-- BEGIN Records --

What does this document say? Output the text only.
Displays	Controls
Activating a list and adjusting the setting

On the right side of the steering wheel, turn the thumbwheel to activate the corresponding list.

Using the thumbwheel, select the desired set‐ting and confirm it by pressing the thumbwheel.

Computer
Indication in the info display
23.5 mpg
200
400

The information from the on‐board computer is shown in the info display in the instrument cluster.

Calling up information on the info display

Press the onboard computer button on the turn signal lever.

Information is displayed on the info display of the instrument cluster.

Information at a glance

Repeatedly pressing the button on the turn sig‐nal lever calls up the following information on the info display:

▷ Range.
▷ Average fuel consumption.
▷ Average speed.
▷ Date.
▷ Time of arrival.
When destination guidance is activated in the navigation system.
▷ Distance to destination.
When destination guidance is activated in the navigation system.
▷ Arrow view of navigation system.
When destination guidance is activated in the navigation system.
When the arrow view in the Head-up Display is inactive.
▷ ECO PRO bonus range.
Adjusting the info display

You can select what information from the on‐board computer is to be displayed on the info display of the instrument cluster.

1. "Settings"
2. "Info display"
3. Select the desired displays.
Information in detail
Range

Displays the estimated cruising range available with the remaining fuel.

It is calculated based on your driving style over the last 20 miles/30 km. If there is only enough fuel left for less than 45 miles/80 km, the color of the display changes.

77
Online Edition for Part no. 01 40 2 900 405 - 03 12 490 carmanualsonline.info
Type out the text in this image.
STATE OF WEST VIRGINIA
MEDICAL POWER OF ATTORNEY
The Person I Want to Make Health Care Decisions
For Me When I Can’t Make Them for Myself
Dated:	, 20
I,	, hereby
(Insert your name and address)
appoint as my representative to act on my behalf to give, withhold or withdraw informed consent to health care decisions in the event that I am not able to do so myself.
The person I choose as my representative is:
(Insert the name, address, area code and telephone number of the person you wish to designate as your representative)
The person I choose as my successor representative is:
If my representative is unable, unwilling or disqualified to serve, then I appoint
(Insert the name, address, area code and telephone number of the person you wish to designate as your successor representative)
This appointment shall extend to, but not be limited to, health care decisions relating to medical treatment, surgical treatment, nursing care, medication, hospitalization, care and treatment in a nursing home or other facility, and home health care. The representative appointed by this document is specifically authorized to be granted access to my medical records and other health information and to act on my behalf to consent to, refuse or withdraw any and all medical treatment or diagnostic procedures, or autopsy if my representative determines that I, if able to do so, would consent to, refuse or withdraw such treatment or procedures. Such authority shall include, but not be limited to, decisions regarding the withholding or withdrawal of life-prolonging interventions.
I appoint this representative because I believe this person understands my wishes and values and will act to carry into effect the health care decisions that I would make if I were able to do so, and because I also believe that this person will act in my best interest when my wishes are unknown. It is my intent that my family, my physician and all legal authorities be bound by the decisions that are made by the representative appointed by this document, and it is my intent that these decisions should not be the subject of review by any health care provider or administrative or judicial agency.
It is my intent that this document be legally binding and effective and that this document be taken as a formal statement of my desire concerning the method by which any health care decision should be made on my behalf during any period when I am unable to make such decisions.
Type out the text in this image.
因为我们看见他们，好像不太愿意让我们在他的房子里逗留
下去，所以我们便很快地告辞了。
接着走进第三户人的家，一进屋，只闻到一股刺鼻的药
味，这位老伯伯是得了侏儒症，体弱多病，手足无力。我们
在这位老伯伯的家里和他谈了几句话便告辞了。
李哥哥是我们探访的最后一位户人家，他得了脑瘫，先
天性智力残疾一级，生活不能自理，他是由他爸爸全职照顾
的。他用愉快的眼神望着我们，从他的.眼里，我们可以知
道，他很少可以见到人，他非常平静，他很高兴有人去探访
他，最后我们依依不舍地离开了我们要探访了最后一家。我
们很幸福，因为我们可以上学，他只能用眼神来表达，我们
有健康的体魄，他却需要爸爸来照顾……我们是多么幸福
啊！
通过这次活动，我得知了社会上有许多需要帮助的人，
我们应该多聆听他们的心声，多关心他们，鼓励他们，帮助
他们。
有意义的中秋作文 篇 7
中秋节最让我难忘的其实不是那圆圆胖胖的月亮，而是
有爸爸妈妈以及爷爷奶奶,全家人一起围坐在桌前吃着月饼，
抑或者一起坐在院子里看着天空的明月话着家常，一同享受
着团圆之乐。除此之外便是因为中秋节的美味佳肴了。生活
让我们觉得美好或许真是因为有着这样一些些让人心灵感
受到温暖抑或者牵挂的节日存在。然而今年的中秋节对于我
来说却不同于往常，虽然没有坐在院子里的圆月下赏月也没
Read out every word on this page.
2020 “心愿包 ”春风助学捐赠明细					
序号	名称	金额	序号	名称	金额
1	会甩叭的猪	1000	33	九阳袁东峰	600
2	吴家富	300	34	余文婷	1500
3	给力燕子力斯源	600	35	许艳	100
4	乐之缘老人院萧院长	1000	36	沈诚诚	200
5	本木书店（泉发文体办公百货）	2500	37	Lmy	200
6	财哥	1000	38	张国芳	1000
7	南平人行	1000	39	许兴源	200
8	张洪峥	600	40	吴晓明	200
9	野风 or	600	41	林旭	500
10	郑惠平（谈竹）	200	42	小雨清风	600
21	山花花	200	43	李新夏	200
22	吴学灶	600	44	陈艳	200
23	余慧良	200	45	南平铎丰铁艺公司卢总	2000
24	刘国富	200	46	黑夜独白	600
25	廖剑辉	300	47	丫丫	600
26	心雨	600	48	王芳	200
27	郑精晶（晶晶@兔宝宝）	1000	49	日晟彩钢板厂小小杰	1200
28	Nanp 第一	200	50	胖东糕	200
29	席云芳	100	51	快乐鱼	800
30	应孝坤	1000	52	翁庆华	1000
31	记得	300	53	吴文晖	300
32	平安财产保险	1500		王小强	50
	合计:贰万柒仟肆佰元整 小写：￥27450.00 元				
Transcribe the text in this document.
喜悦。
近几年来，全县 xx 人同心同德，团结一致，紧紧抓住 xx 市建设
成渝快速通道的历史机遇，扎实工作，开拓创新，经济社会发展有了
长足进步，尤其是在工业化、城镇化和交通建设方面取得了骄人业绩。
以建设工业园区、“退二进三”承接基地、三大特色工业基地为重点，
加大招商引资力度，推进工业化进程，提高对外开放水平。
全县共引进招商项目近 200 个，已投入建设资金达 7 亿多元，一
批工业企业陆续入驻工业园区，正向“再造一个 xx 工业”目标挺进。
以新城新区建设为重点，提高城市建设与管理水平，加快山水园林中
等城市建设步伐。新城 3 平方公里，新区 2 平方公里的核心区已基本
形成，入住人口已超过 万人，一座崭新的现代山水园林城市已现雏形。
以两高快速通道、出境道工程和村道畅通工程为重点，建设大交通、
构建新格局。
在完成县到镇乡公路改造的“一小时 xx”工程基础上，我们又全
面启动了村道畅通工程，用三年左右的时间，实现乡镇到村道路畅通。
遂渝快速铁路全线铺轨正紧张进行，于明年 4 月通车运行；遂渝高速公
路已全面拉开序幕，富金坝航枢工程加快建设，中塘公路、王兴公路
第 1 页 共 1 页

-- END Records --

◆ **Goal**
Collect every line from the records above that contains the word "lever".

◆ **Finished answer**
Press the onboard computer button on the turn signal lever.
Repeatedly pressing the button on the turn sig‐nal lever calls up the following information on the info display:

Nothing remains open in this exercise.